>> START

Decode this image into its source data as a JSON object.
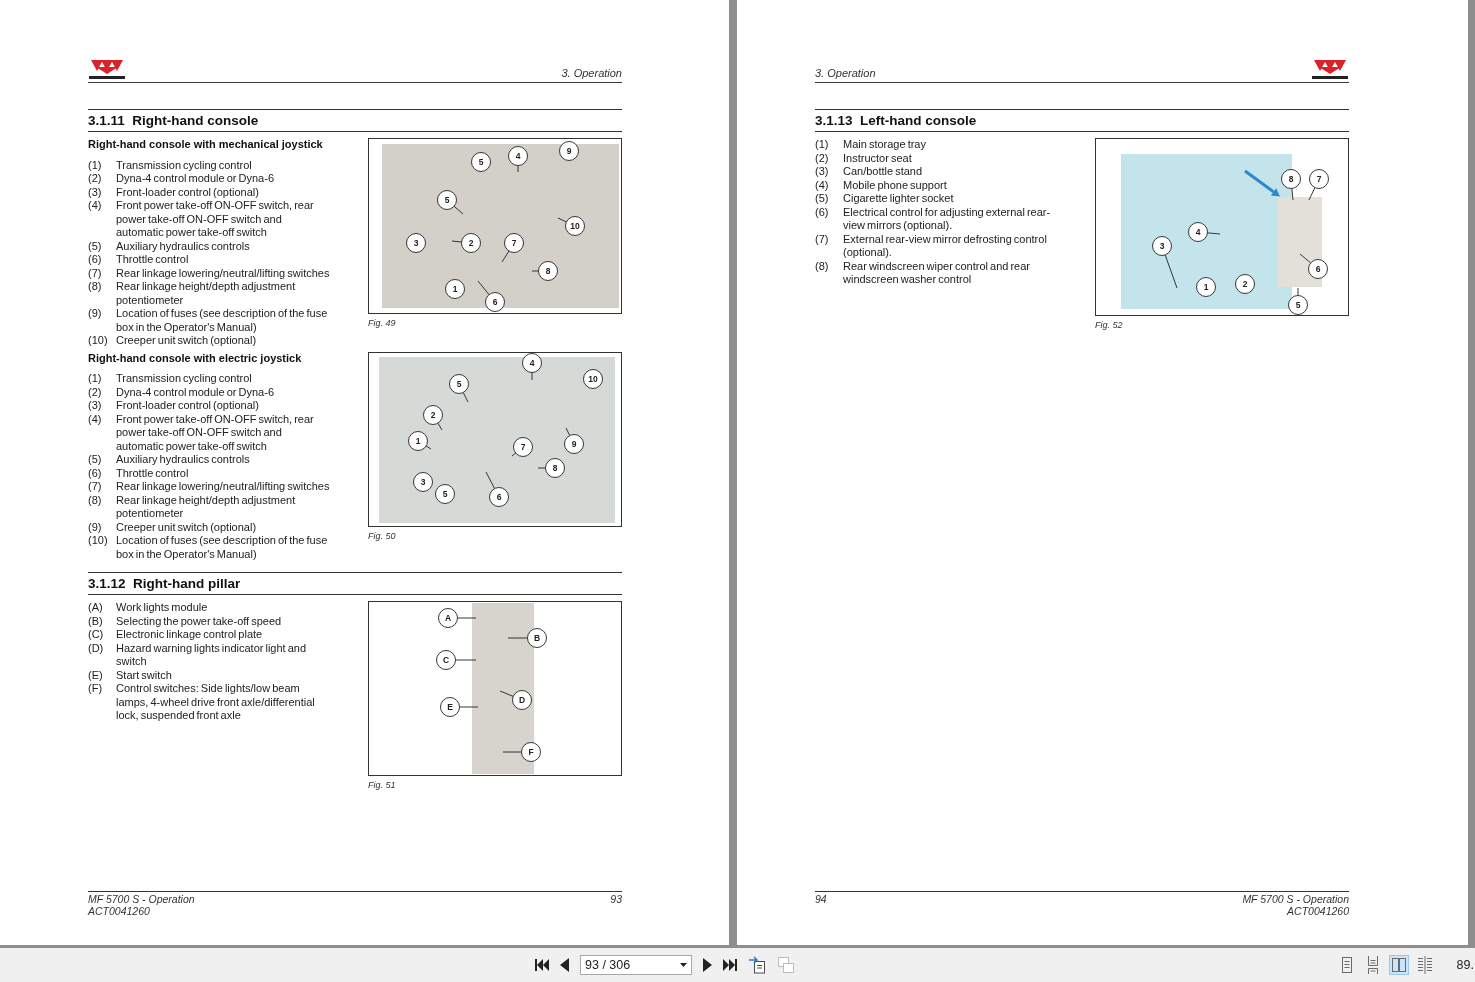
{
  "pages": [
    {
      "header": {
        "chapter": "3. Operation"
      },
      "sections": [
        {
          "heading": "3.1.11  Right-hand console",
          "blocks": [
            {
              "subheading": "Right-hand console with mechanical joystick",
              "items": [
                {
                  "marker": "(1)",
                  "text": "Transmission cycling control"
                },
                {
                  "marker": "(2)",
                  "text": "Dyna-4 control module or Dyna-6"
                },
                {
                  "marker": "(3)",
                  "text": "Front-loader control (optional)"
                },
                {
                  "marker": "(4)",
                  "text": "Front power take-off ON-OFF switch, rear power take-off ON-OFF switch and automatic power take-off switch"
                },
                {
                  "marker": "(5)",
                  "text": "Auxiliary hydraulics controls"
                },
                {
                  "marker": "(6)",
                  "text": "Throttle control"
                },
                {
                  "marker": "(7)",
                  "text": "Rear linkage lowering/neutral/lifting switches"
                },
                {
                  "marker": "(8)",
                  "text": "Rear linkage height/depth adjustment potentiometer"
                },
                {
                  "marker": "(9)",
                  "text": "Location of fuses (see description of the fuse box in the Operator's Manual)"
                },
                {
                  "marker": "(10)",
                  "text": "Creeper unit switch (optional)"
                }
              ],
              "figure": {
                "caption": "Fig. 49",
                "callouts": [
                  "9",
                  "4",
                  "5",
                  "5",
                  "10",
                  "3",
                  "2",
                  "7",
                  "8",
                  "1",
                  "6"
                ]
              }
            },
            {
              "subheading": "Right-hand console with electric joystick",
              "items": [
                {
                  "marker": "(1)",
                  "text": "Transmission cycling control"
                },
                {
                  "marker": "(2)",
                  "text": "Dyna-4 control module or Dyna-6"
                },
                {
                  "marker": "(3)",
                  "text": "Front-loader control (optional)"
                },
                {
                  "marker": "(4)",
                  "text": "Front power take-off ON-OFF switch, rear power take-off ON-OFF switch and automatic power take-off switch"
                },
                {
                  "marker": "(5)",
                  "text": "Auxiliary hydraulics controls"
                },
                {
                  "marker": "(6)",
                  "text": "Throttle control"
                },
                {
                  "marker": "(7)",
                  "text": "Rear linkage lowering/neutral/lifting switches"
                },
                {
                  "marker": "(8)",
                  "text": "Rear linkage height/depth adjustment potentiometer"
                },
                {
                  "marker": "(9)",
                  "text": "Creeper unit switch (optional)"
                },
                {
                  "marker": "(10)",
                  "text": "Location of fuses (see description of the fuse box in the Operator's Manual)"
                }
              ],
              "figure": {
                "caption": "Fig. 50",
                "callouts": [
                  "4",
                  "5",
                  "10",
                  "2",
                  "1",
                  "7",
                  "9",
                  "8",
                  "3",
                  "5",
                  "6"
                ]
              }
            }
          ]
        },
        {
          "heading": "3.1.12  Right-hand pillar",
          "blocks": [
            {
              "items": [
                {
                  "marker": "(A)",
                  "text": "Work lights module"
                },
                {
                  "marker": "(B)",
                  "text": "Selecting the power take-off speed"
                },
                {
                  "marker": "(C)",
                  "text": "Electronic linkage control plate"
                },
                {
                  "marker": "(D)",
                  "text": "Hazard warning lights indicator light and switch"
                },
                {
                  "marker": "(E)",
                  "text": "Start switch"
                },
                {
                  "marker": "(F)",
                  "text": "Control switches: Side lights/low beam lamps, 4-wheel drive front axle/differential lock, suspended front axle"
                }
              ],
              "figure": {
                "caption": "Fig. 51",
                "callouts": [
                  "A",
                  "B",
                  "C",
                  "D",
                  "E",
                  "F"
                ]
              }
            }
          ]
        }
      ],
      "footer": {
        "title": "MF 5700 S - Operation",
        "doc_id": "ACT0041260",
        "page_number": "93"
      }
    },
    {
      "header": {
        "chapter": "3. Operation"
      },
      "sections": [
        {
          "heading": "3.1.13  Left-hand console",
          "blocks": [
            {
              "items": [
                {
                  "marker": "(1)",
                  "text": "Main storage tray"
                },
                {
                  "marker": "(2)",
                  "text": "Instructor seat"
                },
                {
                  "marker": "(3)",
                  "text": "Can/bottle stand"
                },
                {
                  "marker": "(4)",
                  "text": "Mobile phone support"
                },
                {
                  "marker": "(5)",
                  "text": "Cigarette lighter socket"
                },
                {
                  "marker": "(6)",
                  "text": "Electrical control for adjusting external rear-view mirrors (optional)."
                },
                {
                  "marker": "(7)",
                  "text": "External rear-view mirror defrosting control (optional)."
                },
                {
                  "marker": "(8)",
                  "text": "Rear windscreen wiper control and rear windscreen washer control"
                }
              ],
              "figure": {
                "caption": "Fig. 52",
                "callouts": [
                  "8",
                  "7",
                  "4",
                  "3",
                  "6",
                  "1",
                  "2",
                  "5"
                ]
              }
            }
          ]
        }
      ],
      "footer": {
        "title": "MF 5700 S - Operation",
        "doc_id": "ACT0041260",
        "page_number": "94"
      }
    }
  ],
  "toolbar": {
    "page_field": {
      "value": "93 / 306"
    },
    "tools": [
      {
        "disabled": false
      },
      {
        "disabled": true
      }
    ],
    "view_modes": [
      {
        "selected": false
      },
      {
        "selected": false
      },
      {
        "selected": true
      },
      {
        "selected": false
      }
    ],
    "zoom": {
      "value": "89."
    }
  }
}
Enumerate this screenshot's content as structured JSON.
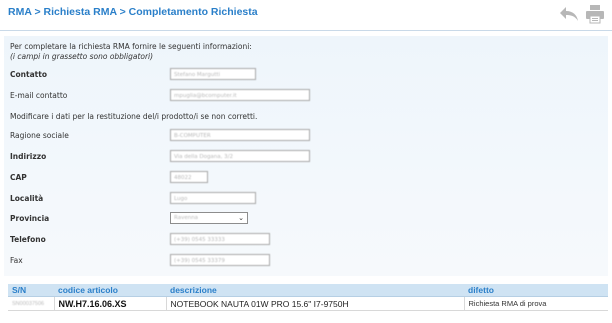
{
  "breadcrumb": {
    "level1": "RMA",
    "sep": ">",
    "level2": "Richiesta RMA",
    "level3": "Completamento Richiesta"
  },
  "header_icons": [
    "back-arrow-icon",
    "printer-icon"
  ],
  "intro": {
    "text": "Per completare la richiesta RMA fornire le seguenti informazioni:",
    "hint": "(i campi in grassetto sono obbligatori)"
  },
  "form": {
    "contatto": {
      "label": "Contatto",
      "value": "Stefano Margutti"
    },
    "email": {
      "label": "E-mail contatto",
      "value": "mpuglia@bcomputer.it"
    },
    "note": "Modificare i dati per la restituzione del/i prodotto/i se non corretti.",
    "ragione_sociale": {
      "label": "Ragione sociale",
      "value": "B-COMPUTER"
    },
    "indirizzo": {
      "label": "Indirizzo",
      "value": "Via della Dogana, 3/2"
    },
    "cap": {
      "label": "CAP",
      "value": "48022"
    },
    "localita": {
      "label": "Località",
      "value": "Lugo"
    },
    "provincia": {
      "label": "Provincia",
      "value": "Ravenna"
    },
    "telefono": {
      "label": "Telefono",
      "value": "(+39) 0545 33333"
    },
    "fax": {
      "label": "Fax",
      "value": "(+39) 0545 33379"
    }
  },
  "table": {
    "headers": [
      "S/N",
      "codice articolo",
      "descrizione",
      "difetto"
    ],
    "rows": [
      {
        "sn": "SN00037506",
        "codice": "NW.H7.16.06.XS",
        "descrizione": "NOTEBOOK NAUTA 01W PRO 15.6\" I7-9750H",
        "difetto": "Richiesta RMA di prova"
      }
    ]
  }
}
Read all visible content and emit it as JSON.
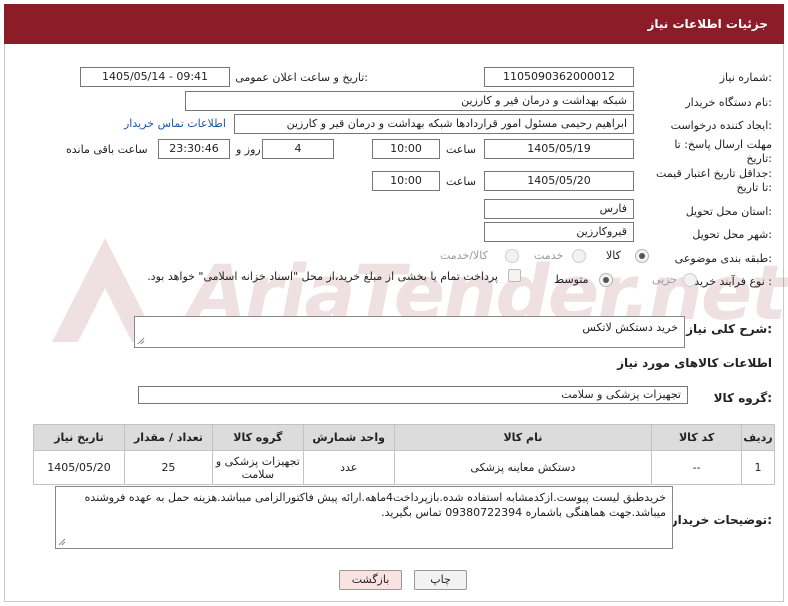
{
  "header": {
    "title": "جزئیات اطلاعات نیاز"
  },
  "fields": {
    "need_number": {
      "label": "شماره نیاز:",
      "value": "1105090362000012"
    },
    "announce": {
      "label": "تاریخ و ساعت اعلان عمومی:",
      "value": "1405/05/14 - 09:41"
    },
    "buyer_org": {
      "label": "نام دستگاه خریدار:",
      "value": "شبکه بهداشت و درمان قیر و کارزین"
    },
    "requester": {
      "label": "ایجاد کننده درخواست:",
      "value": "ابراهیم رحیمی مسئول امور قراردادها شبکه بهداشت و درمان قیر و کارزین",
      "contact_link": "اطلاعات تماس خریدار"
    },
    "reply_deadline": {
      "label_line1": "مهلت ارسال پاسخ: تا",
      "label_line2": "تاریخ:",
      "date": "1405/05/19",
      "time_label": "ساعت",
      "time": "10:00",
      "days": "4",
      "days_label": "روز و",
      "remaining": "23:30:46",
      "remaining_label": "ساعت باقی مانده"
    },
    "price_validity": {
      "label_line1": "جداقل تاریخ اعتبار قیمت:",
      "label_line2": "تا تاریخ:",
      "date": "1405/05/20",
      "time_label": "ساعت",
      "time": "10:00"
    },
    "province": {
      "label": "استان محل تحویل:",
      "value": "فارس"
    },
    "city": {
      "label": "شهر محل تحویل:",
      "value": "قیروکارزین"
    },
    "category": {
      "label": "طبقه بندی موضوعی:",
      "options": [
        "کالا",
        "خدمت",
        "کالا/خدمت"
      ],
      "selected": "کالا"
    },
    "process": {
      "label": "نوع فرآیند خرید :",
      "options": [
        "جزیی",
        "متوسط"
      ],
      "selected": "متوسط",
      "payment_note": "پرداخت تمام یا بخشی از مبلغ خرید،از محل \"اسناد خزانه اسلامی\" خواهد بود."
    }
  },
  "need_desc": {
    "label": "شرح کلی نیاز:",
    "value": "خرید دستکش لاتکس"
  },
  "goods_info": {
    "title": "اطلاعات کالاهای مورد نیاز"
  },
  "goods_group": {
    "label": "گروه کالا:",
    "value": "تجهیزات پزشکی و سلامت"
  },
  "table": {
    "headers": [
      "ردیف",
      "کد کالا",
      "نام کالا",
      "واحد شمارش",
      "گروه کالا",
      "تعداد / مقدار",
      "تاریخ نیاز"
    ],
    "rows": [
      [
        "1",
        "--",
        "دستکش معاینه پزشکی",
        "عدد",
        "تجهیزات پزشکی و سلامت",
        "25",
        "1405/05/20"
      ]
    ]
  },
  "buyer_notes": {
    "label": "توضیحات خریدار:",
    "value": "خریدطبق لیست پیوست.ازکدمشابه استفاده شده.بازپرداخت4ماهه.ارائه پیش فاکتورالزامی میباشد.هزینه حمل به عهده فروشنده میباشد.جهت هماهنگی باشماره 09380722394 تماس بگیرید."
  },
  "buttons": {
    "print": "چاپ",
    "back": "بازگشت"
  },
  "watermark": {
    "text": "AriaTender.net"
  },
  "colors": {
    "header_bg": "#8b1c28",
    "link": "#1a58a8",
    "back_button_bg": "#fbe2e2"
  }
}
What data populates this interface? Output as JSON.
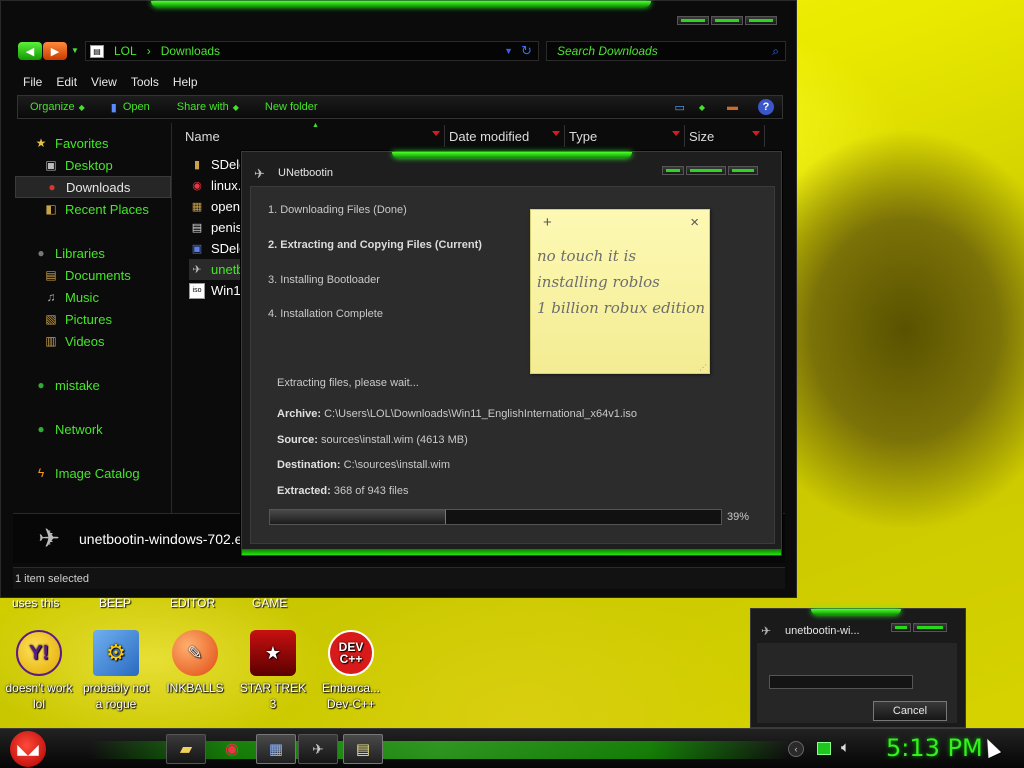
{
  "explorer": {
    "breadcrumb": [
      "LOL",
      "Downloads"
    ],
    "search_placeholder": "Search Downloads",
    "menu": [
      "File",
      "Edit",
      "View",
      "Tools",
      "Help"
    ],
    "commands": {
      "organize": "Organize",
      "open": "Open",
      "share": "Share with",
      "new_folder": "New folder"
    },
    "nav": {
      "favorites": "Favorites",
      "desktop": "Desktop",
      "downloads": "Downloads",
      "recent": "Recent Places",
      "libraries": "Libraries",
      "documents": "Documents",
      "music": "Music",
      "pictures": "Pictures",
      "videos": "Videos",
      "mistake": "mistake",
      "network": "Network",
      "image_catalog": "Image Catalog"
    },
    "columns": {
      "name": "Name",
      "date": "Date modified",
      "type": "Type",
      "size": "Size"
    },
    "files": [
      "SDele",
      "linux.",
      "openg",
      "penis",
      "SDele",
      "unetb",
      "Win1"
    ],
    "details_name": "unetbootin-windows-702.e",
    "status": "1 item selected"
  },
  "unetbootin": {
    "title": "UNetbootin",
    "steps": [
      "1. Downloading Files (Done)",
      "2. Extracting and Copying Files (Current)",
      "3. Installing Bootloader",
      "4. Installation Complete"
    ],
    "wait_text": "Extracting files, please wait...",
    "archive_label": "Archive:",
    "archive_value": "C:\\Users\\LOL\\Downloads\\Win11_EnglishInternational_x64v1.iso",
    "source_label": "Source:",
    "source_value": "sources\\install.wim (4613 MB)",
    "destination_label": "Destination:",
    "destination_value": "C:\\sources\\install.wim",
    "extracted_label": "Extracted:",
    "extracted_value": "368 of 943 files",
    "progress": 39,
    "progress_text": "39%"
  },
  "sticky": {
    "plus": "+",
    "close": "×",
    "lines": [
      "no touch it is",
      "installing roblos",
      "1 billion robux edition"
    ]
  },
  "desktop": {
    "top_labels": [
      "uses this",
      "BEEP",
      "EDITOR",
      "GAME"
    ],
    "icons": [
      {
        "label1": "doesn't work",
        "label2": "lol"
      },
      {
        "label1": "probably not",
        "label2": "a rogue"
      },
      {
        "label1": "INKBALLS",
        "label2": ""
      },
      {
        "label1": "STAR TREK",
        "label2": "3"
      },
      {
        "label1": "Embarca...",
        "label2": "Dev-C++"
      }
    ],
    "devcpp_text": "DEV\nC++"
  },
  "mini_dialog": {
    "title": "unetbootin-wi...",
    "cancel": "Cancel"
  },
  "taskbar": {
    "clock": "5:13 PM"
  },
  "colors": {
    "accent": "#45e22a",
    "window_bg": "#0b0b0b",
    "progress": "#2b2b2b"
  }
}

>> END

What to do: Look for lines containing the string "درمان" and copy them all.

Exercise result:
      "value": "شبکه بهداشت و درمان قیر و کارزین"
      "value": "ابراهیم رحیمی مسئول امور قراردادها شبکه بهداشت و درمان قیر و کارزین",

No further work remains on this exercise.